_Instructions for the task_: Scan the listing below. Report each line that includes "JSON".

_Given entries_:
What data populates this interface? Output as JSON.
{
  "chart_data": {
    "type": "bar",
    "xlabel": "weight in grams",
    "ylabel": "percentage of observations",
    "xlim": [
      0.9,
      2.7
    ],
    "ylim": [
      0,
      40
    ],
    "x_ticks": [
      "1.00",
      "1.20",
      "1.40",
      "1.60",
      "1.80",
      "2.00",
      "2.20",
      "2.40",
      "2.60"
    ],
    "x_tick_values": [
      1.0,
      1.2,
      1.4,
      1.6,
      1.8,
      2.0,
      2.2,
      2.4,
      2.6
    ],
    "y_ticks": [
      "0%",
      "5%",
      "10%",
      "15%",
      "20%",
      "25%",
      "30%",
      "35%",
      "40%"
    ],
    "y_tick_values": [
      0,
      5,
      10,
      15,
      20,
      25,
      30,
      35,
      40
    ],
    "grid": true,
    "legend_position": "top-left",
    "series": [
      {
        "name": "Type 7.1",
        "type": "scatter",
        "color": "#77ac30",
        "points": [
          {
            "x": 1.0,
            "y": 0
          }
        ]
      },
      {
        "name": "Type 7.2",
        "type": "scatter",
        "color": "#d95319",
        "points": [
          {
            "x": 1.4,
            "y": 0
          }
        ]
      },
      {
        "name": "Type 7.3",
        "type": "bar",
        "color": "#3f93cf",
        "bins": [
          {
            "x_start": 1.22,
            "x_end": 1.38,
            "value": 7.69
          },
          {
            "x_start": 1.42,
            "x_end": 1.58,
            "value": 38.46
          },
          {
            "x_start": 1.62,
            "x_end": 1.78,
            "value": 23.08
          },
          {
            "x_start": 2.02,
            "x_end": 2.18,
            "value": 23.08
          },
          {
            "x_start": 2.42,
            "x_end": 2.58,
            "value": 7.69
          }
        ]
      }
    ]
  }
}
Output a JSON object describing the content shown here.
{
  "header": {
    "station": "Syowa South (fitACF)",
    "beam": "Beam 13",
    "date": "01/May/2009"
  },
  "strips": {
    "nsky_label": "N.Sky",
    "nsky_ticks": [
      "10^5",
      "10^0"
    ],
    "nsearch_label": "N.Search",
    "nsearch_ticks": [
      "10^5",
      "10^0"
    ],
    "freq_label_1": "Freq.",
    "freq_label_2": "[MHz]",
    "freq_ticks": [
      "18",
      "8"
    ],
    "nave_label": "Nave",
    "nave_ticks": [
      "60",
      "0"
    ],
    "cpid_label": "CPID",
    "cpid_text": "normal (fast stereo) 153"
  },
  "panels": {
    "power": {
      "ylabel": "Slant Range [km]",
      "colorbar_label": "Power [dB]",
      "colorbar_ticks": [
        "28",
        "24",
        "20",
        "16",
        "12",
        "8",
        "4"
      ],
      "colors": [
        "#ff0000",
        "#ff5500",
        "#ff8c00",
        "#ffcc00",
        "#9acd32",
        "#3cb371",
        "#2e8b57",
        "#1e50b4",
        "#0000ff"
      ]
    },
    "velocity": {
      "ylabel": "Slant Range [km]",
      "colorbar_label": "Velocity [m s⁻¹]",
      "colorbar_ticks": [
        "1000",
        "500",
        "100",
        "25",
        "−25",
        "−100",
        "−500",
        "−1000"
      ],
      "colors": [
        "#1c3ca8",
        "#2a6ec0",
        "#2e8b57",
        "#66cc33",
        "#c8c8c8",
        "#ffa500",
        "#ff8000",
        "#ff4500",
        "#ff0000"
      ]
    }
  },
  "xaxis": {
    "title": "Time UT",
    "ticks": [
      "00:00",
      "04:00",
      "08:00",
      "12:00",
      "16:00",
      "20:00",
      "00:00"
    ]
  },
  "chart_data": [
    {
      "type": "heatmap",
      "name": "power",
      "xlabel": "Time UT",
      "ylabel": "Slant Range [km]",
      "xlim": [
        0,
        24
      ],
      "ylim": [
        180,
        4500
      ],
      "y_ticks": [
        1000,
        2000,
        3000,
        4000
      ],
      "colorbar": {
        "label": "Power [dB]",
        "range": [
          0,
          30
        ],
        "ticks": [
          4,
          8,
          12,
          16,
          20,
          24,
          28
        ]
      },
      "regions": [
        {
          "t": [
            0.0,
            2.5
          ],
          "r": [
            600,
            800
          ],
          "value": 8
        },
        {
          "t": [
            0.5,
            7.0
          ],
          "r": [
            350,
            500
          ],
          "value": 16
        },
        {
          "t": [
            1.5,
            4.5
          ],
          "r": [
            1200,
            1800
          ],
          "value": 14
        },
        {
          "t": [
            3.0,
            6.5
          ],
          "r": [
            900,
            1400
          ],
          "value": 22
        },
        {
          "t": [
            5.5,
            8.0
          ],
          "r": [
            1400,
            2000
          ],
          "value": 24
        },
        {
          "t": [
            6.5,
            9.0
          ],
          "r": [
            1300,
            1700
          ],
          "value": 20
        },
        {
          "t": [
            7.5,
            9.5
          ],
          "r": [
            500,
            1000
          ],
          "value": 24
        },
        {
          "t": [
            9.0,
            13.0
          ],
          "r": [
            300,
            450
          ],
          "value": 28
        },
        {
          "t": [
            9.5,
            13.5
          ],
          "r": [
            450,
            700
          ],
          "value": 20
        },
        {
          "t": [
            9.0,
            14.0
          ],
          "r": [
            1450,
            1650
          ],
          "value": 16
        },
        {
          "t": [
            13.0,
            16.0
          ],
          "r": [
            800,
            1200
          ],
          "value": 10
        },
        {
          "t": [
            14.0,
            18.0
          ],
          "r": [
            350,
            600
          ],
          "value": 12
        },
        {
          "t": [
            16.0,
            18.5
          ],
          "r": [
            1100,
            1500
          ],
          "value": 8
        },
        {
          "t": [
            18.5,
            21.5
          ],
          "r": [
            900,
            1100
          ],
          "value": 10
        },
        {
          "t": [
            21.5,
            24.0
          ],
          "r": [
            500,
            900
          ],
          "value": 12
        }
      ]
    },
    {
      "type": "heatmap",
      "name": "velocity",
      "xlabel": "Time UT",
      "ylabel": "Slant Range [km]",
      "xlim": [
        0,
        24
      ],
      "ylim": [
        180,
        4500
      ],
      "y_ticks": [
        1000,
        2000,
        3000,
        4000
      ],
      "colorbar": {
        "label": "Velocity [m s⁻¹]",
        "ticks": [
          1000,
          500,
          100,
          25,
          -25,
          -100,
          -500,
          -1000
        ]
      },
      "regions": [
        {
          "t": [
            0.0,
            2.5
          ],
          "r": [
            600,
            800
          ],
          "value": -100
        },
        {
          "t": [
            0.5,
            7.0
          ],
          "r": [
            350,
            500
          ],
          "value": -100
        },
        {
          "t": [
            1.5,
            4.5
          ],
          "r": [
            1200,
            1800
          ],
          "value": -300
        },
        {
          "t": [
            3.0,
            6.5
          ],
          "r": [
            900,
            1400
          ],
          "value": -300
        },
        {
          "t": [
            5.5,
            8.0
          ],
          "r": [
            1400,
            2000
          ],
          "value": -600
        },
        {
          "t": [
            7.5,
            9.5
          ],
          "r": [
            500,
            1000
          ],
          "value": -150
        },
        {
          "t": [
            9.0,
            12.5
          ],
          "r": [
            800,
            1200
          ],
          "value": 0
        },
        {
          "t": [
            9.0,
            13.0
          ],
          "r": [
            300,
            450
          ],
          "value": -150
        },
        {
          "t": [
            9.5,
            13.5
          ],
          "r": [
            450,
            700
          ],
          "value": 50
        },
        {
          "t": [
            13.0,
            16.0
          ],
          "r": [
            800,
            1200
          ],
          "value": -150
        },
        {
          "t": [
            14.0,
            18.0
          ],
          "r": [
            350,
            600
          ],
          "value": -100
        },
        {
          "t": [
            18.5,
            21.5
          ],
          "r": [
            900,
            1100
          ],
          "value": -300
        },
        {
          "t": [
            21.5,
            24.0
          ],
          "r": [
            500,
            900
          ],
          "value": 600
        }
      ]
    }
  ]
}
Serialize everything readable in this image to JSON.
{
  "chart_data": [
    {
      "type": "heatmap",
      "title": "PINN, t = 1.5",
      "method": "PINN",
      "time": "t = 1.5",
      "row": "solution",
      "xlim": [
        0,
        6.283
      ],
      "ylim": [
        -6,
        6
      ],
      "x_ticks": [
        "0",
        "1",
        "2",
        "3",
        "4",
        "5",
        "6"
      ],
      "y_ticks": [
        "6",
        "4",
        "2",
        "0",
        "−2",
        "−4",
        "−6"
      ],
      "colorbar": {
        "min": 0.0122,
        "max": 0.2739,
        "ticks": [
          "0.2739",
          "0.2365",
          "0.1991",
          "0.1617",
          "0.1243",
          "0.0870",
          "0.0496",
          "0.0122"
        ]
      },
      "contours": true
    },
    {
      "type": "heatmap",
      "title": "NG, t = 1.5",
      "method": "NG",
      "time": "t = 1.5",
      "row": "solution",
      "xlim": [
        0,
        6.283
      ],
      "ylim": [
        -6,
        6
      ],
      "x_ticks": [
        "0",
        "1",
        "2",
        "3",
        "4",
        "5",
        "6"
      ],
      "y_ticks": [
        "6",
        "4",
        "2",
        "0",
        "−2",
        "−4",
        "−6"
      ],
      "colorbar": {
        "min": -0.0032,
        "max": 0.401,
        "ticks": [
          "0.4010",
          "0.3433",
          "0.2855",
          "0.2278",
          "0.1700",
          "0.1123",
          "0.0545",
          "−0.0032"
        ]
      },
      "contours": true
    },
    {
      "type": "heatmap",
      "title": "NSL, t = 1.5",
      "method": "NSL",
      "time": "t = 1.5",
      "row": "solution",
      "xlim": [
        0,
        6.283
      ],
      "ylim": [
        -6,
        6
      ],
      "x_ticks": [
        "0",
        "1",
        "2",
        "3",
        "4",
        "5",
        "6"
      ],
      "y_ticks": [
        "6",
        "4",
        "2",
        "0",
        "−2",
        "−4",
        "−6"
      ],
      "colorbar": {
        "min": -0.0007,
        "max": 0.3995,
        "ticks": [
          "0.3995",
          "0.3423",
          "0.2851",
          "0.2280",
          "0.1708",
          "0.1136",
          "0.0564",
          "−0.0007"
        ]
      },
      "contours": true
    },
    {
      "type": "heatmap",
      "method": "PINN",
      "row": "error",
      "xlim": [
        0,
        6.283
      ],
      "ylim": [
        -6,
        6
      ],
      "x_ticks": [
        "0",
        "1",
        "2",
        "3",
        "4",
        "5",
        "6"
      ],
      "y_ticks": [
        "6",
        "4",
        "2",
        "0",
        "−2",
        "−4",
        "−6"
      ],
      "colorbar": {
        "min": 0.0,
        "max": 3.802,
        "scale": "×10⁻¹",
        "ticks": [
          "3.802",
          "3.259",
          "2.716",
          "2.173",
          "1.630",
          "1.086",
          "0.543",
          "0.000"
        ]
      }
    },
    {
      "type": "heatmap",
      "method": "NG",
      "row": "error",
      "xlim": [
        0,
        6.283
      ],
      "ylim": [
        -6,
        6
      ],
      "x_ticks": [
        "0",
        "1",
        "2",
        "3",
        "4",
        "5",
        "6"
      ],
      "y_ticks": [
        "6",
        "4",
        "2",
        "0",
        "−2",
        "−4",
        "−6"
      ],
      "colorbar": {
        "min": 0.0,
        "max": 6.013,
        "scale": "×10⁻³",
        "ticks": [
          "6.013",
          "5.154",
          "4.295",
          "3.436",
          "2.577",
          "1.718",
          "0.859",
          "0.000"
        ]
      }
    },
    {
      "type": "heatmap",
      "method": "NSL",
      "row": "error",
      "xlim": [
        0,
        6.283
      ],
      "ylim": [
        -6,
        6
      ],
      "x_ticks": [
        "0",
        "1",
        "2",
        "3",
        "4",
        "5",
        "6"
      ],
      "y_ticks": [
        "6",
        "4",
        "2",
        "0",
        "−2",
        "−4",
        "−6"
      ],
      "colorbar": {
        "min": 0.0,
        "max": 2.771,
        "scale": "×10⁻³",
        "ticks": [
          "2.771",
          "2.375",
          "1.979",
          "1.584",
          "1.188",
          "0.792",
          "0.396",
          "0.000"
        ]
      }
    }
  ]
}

_Written response_:
What data populates this interface? Output as JSON.
Output a JSON object describing the content shown here.
Serialize everything readable in this image to JSON.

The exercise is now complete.